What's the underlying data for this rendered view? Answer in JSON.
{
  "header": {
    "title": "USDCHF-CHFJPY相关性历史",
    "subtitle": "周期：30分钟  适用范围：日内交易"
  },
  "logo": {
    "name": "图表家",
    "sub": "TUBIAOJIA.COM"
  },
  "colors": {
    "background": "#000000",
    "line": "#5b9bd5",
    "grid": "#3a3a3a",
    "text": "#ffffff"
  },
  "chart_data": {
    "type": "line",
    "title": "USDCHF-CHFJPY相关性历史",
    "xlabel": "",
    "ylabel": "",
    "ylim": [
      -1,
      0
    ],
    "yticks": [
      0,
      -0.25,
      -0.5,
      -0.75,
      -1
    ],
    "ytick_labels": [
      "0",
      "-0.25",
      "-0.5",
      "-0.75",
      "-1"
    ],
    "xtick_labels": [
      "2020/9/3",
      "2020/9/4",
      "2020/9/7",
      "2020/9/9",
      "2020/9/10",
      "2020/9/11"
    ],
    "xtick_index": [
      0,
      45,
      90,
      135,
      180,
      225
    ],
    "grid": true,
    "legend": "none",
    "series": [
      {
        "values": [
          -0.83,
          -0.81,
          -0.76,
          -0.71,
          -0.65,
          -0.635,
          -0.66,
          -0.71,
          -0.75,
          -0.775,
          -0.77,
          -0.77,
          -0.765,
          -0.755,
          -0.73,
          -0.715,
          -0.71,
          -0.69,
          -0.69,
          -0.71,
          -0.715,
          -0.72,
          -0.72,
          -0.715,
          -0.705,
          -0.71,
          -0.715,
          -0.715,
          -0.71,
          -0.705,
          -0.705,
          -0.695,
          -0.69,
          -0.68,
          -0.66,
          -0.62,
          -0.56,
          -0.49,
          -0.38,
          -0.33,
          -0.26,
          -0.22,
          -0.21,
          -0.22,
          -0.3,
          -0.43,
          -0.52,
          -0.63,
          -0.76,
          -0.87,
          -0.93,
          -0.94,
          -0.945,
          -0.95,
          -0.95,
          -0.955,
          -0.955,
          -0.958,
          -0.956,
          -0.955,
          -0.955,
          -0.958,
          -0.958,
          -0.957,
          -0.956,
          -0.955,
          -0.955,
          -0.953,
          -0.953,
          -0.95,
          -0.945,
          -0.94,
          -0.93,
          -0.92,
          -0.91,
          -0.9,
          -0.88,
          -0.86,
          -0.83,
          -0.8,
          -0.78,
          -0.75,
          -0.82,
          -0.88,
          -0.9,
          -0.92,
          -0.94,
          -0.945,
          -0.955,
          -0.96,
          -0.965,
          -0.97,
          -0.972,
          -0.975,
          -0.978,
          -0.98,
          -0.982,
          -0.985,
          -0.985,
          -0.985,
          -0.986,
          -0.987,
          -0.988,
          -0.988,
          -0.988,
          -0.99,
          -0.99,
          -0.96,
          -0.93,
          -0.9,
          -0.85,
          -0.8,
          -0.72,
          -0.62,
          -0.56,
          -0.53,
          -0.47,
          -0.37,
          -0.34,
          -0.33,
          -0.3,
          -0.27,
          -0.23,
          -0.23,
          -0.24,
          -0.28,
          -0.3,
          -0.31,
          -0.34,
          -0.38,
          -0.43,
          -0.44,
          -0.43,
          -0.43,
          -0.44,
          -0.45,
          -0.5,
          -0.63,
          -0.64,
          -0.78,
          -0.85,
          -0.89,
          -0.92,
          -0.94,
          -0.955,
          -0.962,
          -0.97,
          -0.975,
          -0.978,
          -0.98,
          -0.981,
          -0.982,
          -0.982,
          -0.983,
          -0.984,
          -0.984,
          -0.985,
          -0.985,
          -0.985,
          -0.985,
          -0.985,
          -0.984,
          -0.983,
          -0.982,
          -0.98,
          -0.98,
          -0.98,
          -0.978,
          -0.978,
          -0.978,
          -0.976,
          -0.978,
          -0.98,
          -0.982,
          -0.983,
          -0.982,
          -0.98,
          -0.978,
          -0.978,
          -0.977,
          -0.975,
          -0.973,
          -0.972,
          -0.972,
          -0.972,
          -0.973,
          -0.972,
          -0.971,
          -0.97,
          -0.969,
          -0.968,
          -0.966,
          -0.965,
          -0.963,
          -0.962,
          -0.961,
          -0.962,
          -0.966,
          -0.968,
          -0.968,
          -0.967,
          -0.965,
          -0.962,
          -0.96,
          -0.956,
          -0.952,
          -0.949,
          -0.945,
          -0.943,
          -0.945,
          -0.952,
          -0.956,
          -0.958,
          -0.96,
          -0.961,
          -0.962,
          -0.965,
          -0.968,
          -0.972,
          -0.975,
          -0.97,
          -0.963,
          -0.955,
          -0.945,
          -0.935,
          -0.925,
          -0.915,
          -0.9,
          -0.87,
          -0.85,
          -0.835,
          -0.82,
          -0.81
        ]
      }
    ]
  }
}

**REQUIREMENTS**. Reproduce each entry word for word.

**TASK RESULT**.
What's the underlying data for this rendered view? Answer in JSON.
{
  "header": {
    "title": "USDCHF-CHFJPY相关性历史",
    "subtitle": "周期：30分钟  适用范围：日内交易"
  },
  "logo": {
    "name": "图表家",
    "sub": "TUBIAOJIA.COM"
  },
  "colors": {
    "background": "#000000",
    "line": "#5b9bd5",
    "grid": "#3a3a3a",
    "text": "#ffffff"
  },
  "chart_data": {
    "type": "line",
    "title": "USDCHF-CHFJPY相关性历史",
    "xlabel": "",
    "ylabel": "",
    "ylim": [
      -1,
      0
    ],
    "yticks": [
      0,
      -0.25,
      -0.5,
      -0.75,
      -1
    ],
    "ytick_labels": [
      "0",
      "-0.25",
      "-0.5",
      "-0.75",
      "-1"
    ],
    "xtick_labels": [
      "2020/9/3",
      "2020/9/4",
      "2020/9/7",
      "2020/9/9",
      "2020/9/10",
      "2020/9/11"
    ],
    "xtick_index": [
      0,
      45,
      90,
      135,
      180,
      225
    ],
    "grid": true,
    "legend": "none",
    "series": [
      {
        "values": [
          -0.83,
          -0.81,
          -0.76,
          -0.71,
          -0.65,
          -0.635,
          -0.66,
          -0.71,
          -0.75,
          -0.775,
          -0.77,
          -0.77,
          -0.765,
          -0.755,
          -0.73,
          -0.715,
          -0.71,
          -0.69,
          -0.69,
          -0.71,
          -0.715,
          -0.72,
          -0.72,
          -0.715,
          -0.705,
          -0.71,
          -0.715,
          -0.715,
          -0.71,
          -0.705,
          -0.705,
          -0.695,
          -0.69,
          -0.68,
          -0.66,
          -0.62,
          -0.56,
          -0.49,
          -0.38,
          -0.33,
          -0.26,
          -0.22,
          -0.21,
          -0.22,
          -0.3,
          -0.43,
          -0.52,
          -0.63,
          -0.76,
          -0.87,
          -0.93,
          -0.94,
          -0.945,
          -0.95,
          -0.95,
          -0.955,
          -0.955,
          -0.958,
          -0.956,
          -0.955,
          -0.955,
          -0.958,
          -0.958,
          -0.957,
          -0.956,
          -0.955,
          -0.955,
          -0.953,
          -0.953,
          -0.95,
          -0.945,
          -0.94,
          -0.93,
          -0.92,
          -0.91,
          -0.9,
          -0.88,
          -0.86,
          -0.83,
          -0.8,
          -0.78,
          -0.75,
          -0.82,
          -0.88,
          -0.9,
          -0.92,
          -0.94,
          -0.945,
          -0.955,
          -0.96,
          -0.965,
          -0.97,
          -0.972,
          -0.975,
          -0.978,
          -0.98,
          -0.982,
          -0.985,
          -0.985,
          -0.985,
          -0.986,
          -0.987,
          -0.988,
          -0.988,
          -0.988,
          -0.99,
          -0.99,
          -0.96,
          -0.93,
          -0.9,
          -0.85,
          -0.8,
          -0.72,
          -0.62,
          -0.56,
          -0.53,
          -0.47,
          -0.37,
          -0.34,
          -0.33,
          -0.3,
          -0.27,
          -0.23,
          -0.23,
          -0.24,
          -0.28,
          -0.3,
          -0.31,
          -0.34,
          -0.38,
          -0.43,
          -0.44,
          -0.43,
          -0.43,
          -0.44,
          -0.45,
          -0.5,
          -0.63,
          -0.64,
          -0.78,
          -0.85,
          -0.89,
          -0.92,
          -0.94,
          -0.955,
          -0.962,
          -0.97,
          -0.975,
          -0.978,
          -0.98,
          -0.981,
          -0.982,
          -0.982,
          -0.983,
          -0.984,
          -0.984,
          -0.985,
          -0.985,
          -0.985,
          -0.985,
          -0.985,
          -0.984,
          -0.983,
          -0.982,
          -0.98,
          -0.98,
          -0.98,
          -0.978,
          -0.978,
          -0.978,
          -0.976,
          -0.978,
          -0.98,
          -0.982,
          -0.983,
          -0.982,
          -0.98,
          -0.978,
          -0.978,
          -0.977,
          -0.975,
          -0.973,
          -0.972,
          -0.972,
          -0.972,
          -0.973,
          -0.972,
          -0.971,
          -0.97,
          -0.969,
          -0.968,
          -0.966,
          -0.965,
          -0.963,
          -0.962,
          -0.961,
          -0.962,
          -0.966,
          -0.968,
          -0.968,
          -0.967,
          -0.965,
          -0.962,
          -0.96,
          -0.956,
          -0.952,
          -0.949,
          -0.945,
          -0.943,
          -0.945,
          -0.952,
          -0.956,
          -0.958,
          -0.96,
          -0.961,
          -0.962,
          -0.965,
          -0.968,
          -0.972,
          -0.975,
          -0.97,
          -0.963,
          -0.955,
          -0.945,
          -0.935,
          -0.925,
          -0.915,
          -0.9,
          -0.87,
          -0.85,
          -0.835,
          -0.82,
          -0.81
        ]
      }
    ]
  }
}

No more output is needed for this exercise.